= Aim =
All of the listing below must be repeated word for word. Pictures are the only thing to omit.

= Data to use =
--------------------

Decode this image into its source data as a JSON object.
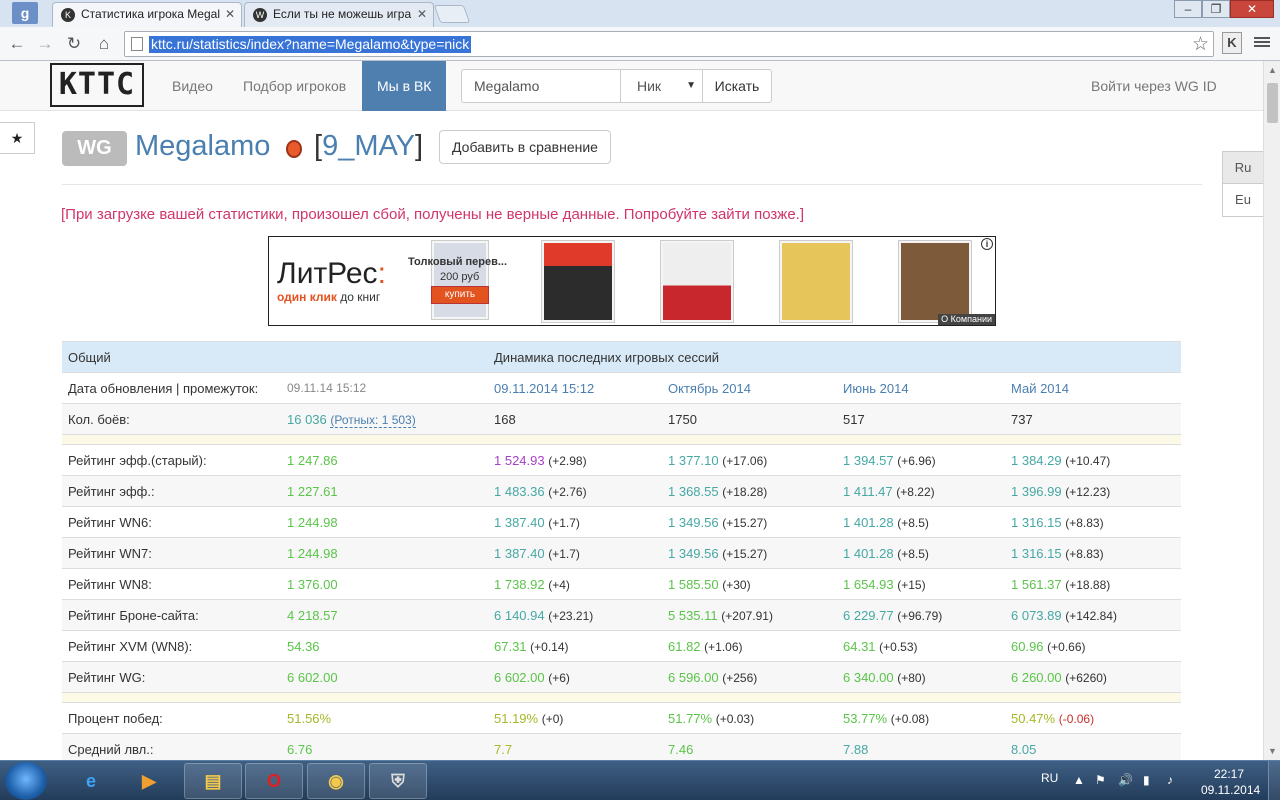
{
  "browser": {
    "tabs": [
      {
        "title": "Статистика игрока Megal",
        "favicon": "K"
      },
      {
        "title": "Если ты не можешь игра",
        "favicon": "W"
      }
    ],
    "url": "kttc.ru/statistics/index?name=Megalamo&type=nick",
    "ext_label": "K"
  },
  "site": {
    "logo": "KTTC",
    "nav": {
      "video": "Видео",
      "players": "Подбор игроков",
      "vk": "Мы в ВК",
      "login": "Войти через WG ID"
    },
    "search": {
      "value": "Megalamo",
      "type": "Ник",
      "button": "Искать"
    },
    "lang": {
      "ru": "Ru",
      "eu": "Eu"
    }
  },
  "player": {
    "badge": "WG",
    "name": "Megalamo",
    "clan_open": "[",
    "clan": "9_MAY",
    "clan_close": "]",
    "compare_button": "Добавить в сравнение"
  },
  "error_message": "[При загрузке вашей статистики, произошел сбой, получены не верные данные. Попробуйте зайти позже.]",
  "ad": {
    "logo_main": "ЛитРес",
    "logo_colon": ":",
    "slogan_hl": "один клик",
    "slogan_rest": " до книг",
    "book_title": "Толковый перев...",
    "book_price": "200 руб",
    "buy": "купить",
    "company": "О Компании"
  },
  "table": {
    "header": {
      "general": "Общий",
      "dynamics": "Динамика последних игровых сессий"
    },
    "update_row": {
      "label": "Дата обновления | промежуток:",
      "value": "09.11.14 15:12",
      "periods": [
        "09.11.2014 15:12",
        "Октябрь 2014",
        "Июнь 2014",
        "Май 2014"
      ]
    },
    "battles_row": {
      "label": "Кол. боёв:",
      "value": "16 036",
      "extra": "(Ротных: 1 503)",
      "periods": [
        "168",
        "1750",
        "517",
        "737"
      ]
    },
    "ratings": [
      {
        "label": "Рейтинг эфф.(старый):",
        "value": "1 247.86",
        "cells": [
          [
            "1 524.93",
            "(+2.98)"
          ],
          [
            "1 377.10",
            "(+17.06)"
          ],
          [
            "1 394.57",
            "(+6.96)"
          ],
          [
            "1 384.29",
            "(+10.47)"
          ]
        ]
      },
      {
        "label": "Рейтинг эфф.:",
        "value": "1 227.61",
        "cells": [
          [
            "1 483.36",
            "(+2.76)"
          ],
          [
            "1 368.55",
            "(+18.28)"
          ],
          [
            "1 411.47",
            "(+8.22)"
          ],
          [
            "1 396.99",
            "(+12.23)"
          ]
        ]
      },
      {
        "label": "Рейтинг WN6:",
        "value": "1 244.98",
        "cells": [
          [
            "1 387.40",
            "(+1.7)"
          ],
          [
            "1 349.56",
            "(+15.27)"
          ],
          [
            "1 401.28",
            "(+8.5)"
          ],
          [
            "1 316.15",
            "(+8.83)"
          ]
        ]
      },
      {
        "label": "Рейтинг WN7:",
        "value": "1 244.98",
        "cells": [
          [
            "1 387.40",
            "(+1.7)"
          ],
          [
            "1 349.56",
            "(+15.27)"
          ],
          [
            "1 401.28",
            "(+8.5)"
          ],
          [
            "1 316.15",
            "(+8.83)"
          ]
        ]
      },
      {
        "label": "Рейтинг WN8:",
        "value": "1 376.00",
        "cells": [
          [
            "1 738.92",
            "(+4)"
          ],
          [
            "1 585.50",
            "(+30)"
          ],
          [
            "1 654.93",
            "(+15)"
          ],
          [
            "1 561.37",
            "(+18.88)"
          ]
        ]
      },
      {
        "label": "Рейтинг Броне-сайта:",
        "value": "4 218.57",
        "cells": [
          [
            "6 140.94",
            "(+23.21)"
          ],
          [
            "5 535.11",
            "(+207.91)"
          ],
          [
            "6 229.77",
            "(+96.79)"
          ],
          [
            "6 073.89",
            "(+142.84)"
          ]
        ]
      },
      {
        "label": "Рейтинг XVM (WN8):",
        "value": "54.36",
        "cells": [
          [
            "67.31",
            "(+0.14)"
          ],
          [
            "61.82",
            "(+1.06)"
          ],
          [
            "64.31",
            "(+0.53)"
          ],
          [
            "60.96",
            "(+0.66)"
          ]
        ]
      },
      {
        "label": "Рейтинг WG:",
        "value": "6 602.00",
        "cells": [
          [
            "6 602.00",
            "(+6)"
          ],
          [
            "6 596.00",
            "(+256)"
          ],
          [
            "6 340.00",
            "(+80)"
          ],
          [
            "6 260.00",
            "(+6260)"
          ]
        ]
      }
    ],
    "winrate": {
      "label": "Процент побед:",
      "value": "51.56%",
      "cells": [
        [
          "51.19%",
          "(+0)"
        ],
        [
          "51.77%",
          "(+0.03)"
        ],
        [
          "53.77%",
          "(+0.08)"
        ],
        [
          "50.47%",
          "(-0.06)"
        ]
      ]
    },
    "avg_level": {
      "label": "Средний лвл.:",
      "value": "6.76",
      "cells": [
        "7.7",
        "7.46",
        "7.88",
        "8.05"
      ]
    }
  },
  "taskbar": {
    "lang": "RU",
    "time": "22:17",
    "date": "09.11.2014"
  },
  "colors": {
    "accent_blue": "#4a7fb0",
    "value_green": "#5bc44a",
    "error_pink": "#d1356d",
    "header_bg": "#d8eaf7"
  }
}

--------------------

= Solution to the problem =
Decode this image into its source data as a JSON object.
{
  "browser": {
    "tabs": [
      {
        "title": "Статистика игрока Megal",
        "favicon": "K"
      },
      {
        "title": "Если ты не можешь игра",
        "favicon": "W"
      }
    ],
    "url": "kttc.ru/statistics/index?name=Megalamo&type=nick",
    "ext_label": "K"
  },
  "site": {
    "logo": "KTTC",
    "nav": {
      "video": "Видео",
      "players": "Подбор игроков",
      "vk": "Мы в ВК",
      "login": "Войти через WG ID"
    },
    "search": {
      "value": "Megalamo",
      "type": "Ник",
      "button": "Искать"
    },
    "lang": {
      "ru": "Ru",
      "eu": "Eu"
    }
  },
  "player": {
    "badge": "WG",
    "name": "Megalamo",
    "clan_open": "[",
    "clan": "9_MAY",
    "clan_close": "]",
    "compare_button": "Добавить в сравнение"
  },
  "error_message": "[При загрузке вашей статистики, произошел сбой, получены не верные данные. Попробуйте зайти позже.]",
  "ad": {
    "logo_main": "ЛитРес",
    "logo_colon": ":",
    "slogan_hl": "один клик",
    "slogan_rest": " до книг",
    "book_title": "Толковый перев...",
    "book_price": "200 руб",
    "buy": "купить",
    "company": "О Компании"
  },
  "table": {
    "header": {
      "general": "Общий",
      "dynamics": "Динамика последних игровых сессий"
    },
    "update_row": {
      "label": "Дата обновления | промежуток:",
      "value": "09.11.14 15:12",
      "periods": [
        "09.11.2014 15:12",
        "Октябрь 2014",
        "Июнь 2014",
        "Май 2014"
      ]
    },
    "battles_row": {
      "label": "Кол. боёв:",
      "value": "16 036",
      "extra": "(Ротных: 1 503)",
      "periods": [
        "168",
        "1750",
        "517",
        "737"
      ]
    },
    "ratings": [
      {
        "label": "Рейтинг эфф.(старый):",
        "value": "1 247.86",
        "cells": [
          [
            "1 524.93",
            "(+2.98)"
          ],
          [
            "1 377.10",
            "(+17.06)"
          ],
          [
            "1 394.57",
            "(+6.96)"
          ],
          [
            "1 384.29",
            "(+10.47)"
          ]
        ]
      },
      {
        "label": "Рейтинг эфф.:",
        "value": "1 227.61",
        "cells": [
          [
            "1 483.36",
            "(+2.76)"
          ],
          [
            "1 368.55",
            "(+18.28)"
          ],
          [
            "1 411.47",
            "(+8.22)"
          ],
          [
            "1 396.99",
            "(+12.23)"
          ]
        ]
      },
      {
        "label": "Рейтинг WN6:",
        "value": "1 244.98",
        "cells": [
          [
            "1 387.40",
            "(+1.7)"
          ],
          [
            "1 349.56",
            "(+15.27)"
          ],
          [
            "1 401.28",
            "(+8.5)"
          ],
          [
            "1 316.15",
            "(+8.83)"
          ]
        ]
      },
      {
        "label": "Рейтинг WN7:",
        "value": "1 244.98",
        "cells": [
          [
            "1 387.40",
            "(+1.7)"
          ],
          [
            "1 349.56",
            "(+15.27)"
          ],
          [
            "1 401.28",
            "(+8.5)"
          ],
          [
            "1 316.15",
            "(+8.83)"
          ]
        ]
      },
      {
        "label": "Рейтинг WN8:",
        "value": "1 376.00",
        "cells": [
          [
            "1 738.92",
            "(+4)"
          ],
          [
            "1 585.50",
            "(+30)"
          ],
          [
            "1 654.93",
            "(+15)"
          ],
          [
            "1 561.37",
            "(+18.88)"
          ]
        ]
      },
      {
        "label": "Рейтинг Броне-сайта:",
        "value": "4 218.57",
        "cells": [
          [
            "6 140.94",
            "(+23.21)"
          ],
          [
            "5 535.11",
            "(+207.91)"
          ],
          [
            "6 229.77",
            "(+96.79)"
          ],
          [
            "6 073.89",
            "(+142.84)"
          ]
        ]
      },
      {
        "label": "Рейтинг XVM (WN8):",
        "value": "54.36",
        "cells": [
          [
            "67.31",
            "(+0.14)"
          ],
          [
            "61.82",
            "(+1.06)"
          ],
          [
            "64.31",
            "(+0.53)"
          ],
          [
            "60.96",
            "(+0.66)"
          ]
        ]
      },
      {
        "label": "Рейтинг WG:",
        "value": "6 602.00",
        "cells": [
          [
            "6 602.00",
            "(+6)"
          ],
          [
            "6 596.00",
            "(+256)"
          ],
          [
            "6 340.00",
            "(+80)"
          ],
          [
            "6 260.00",
            "(+6260)"
          ]
        ]
      }
    ],
    "winrate": {
      "label": "Процент побед:",
      "value": "51.56%",
      "cells": [
        [
          "51.19%",
          "(+0)"
        ],
        [
          "51.77%",
          "(+0.03)"
        ],
        [
          "53.77%",
          "(+0.08)"
        ],
        [
          "50.47%",
          "(-0.06)"
        ]
      ]
    },
    "avg_level": {
      "label": "Средний лвл.:",
      "value": "6.76",
      "cells": [
        "7.7",
        "7.46",
        "7.88",
        "8.05"
      ]
    }
  },
  "taskbar": {
    "lang": "RU",
    "time": "22:17",
    "date": "09.11.2014"
  },
  "colors": {
    "accent_blue": "#4a7fb0",
    "value_green": "#5bc44a",
    "error_pink": "#d1356d",
    "header_bg": "#d8eaf7"
  }
}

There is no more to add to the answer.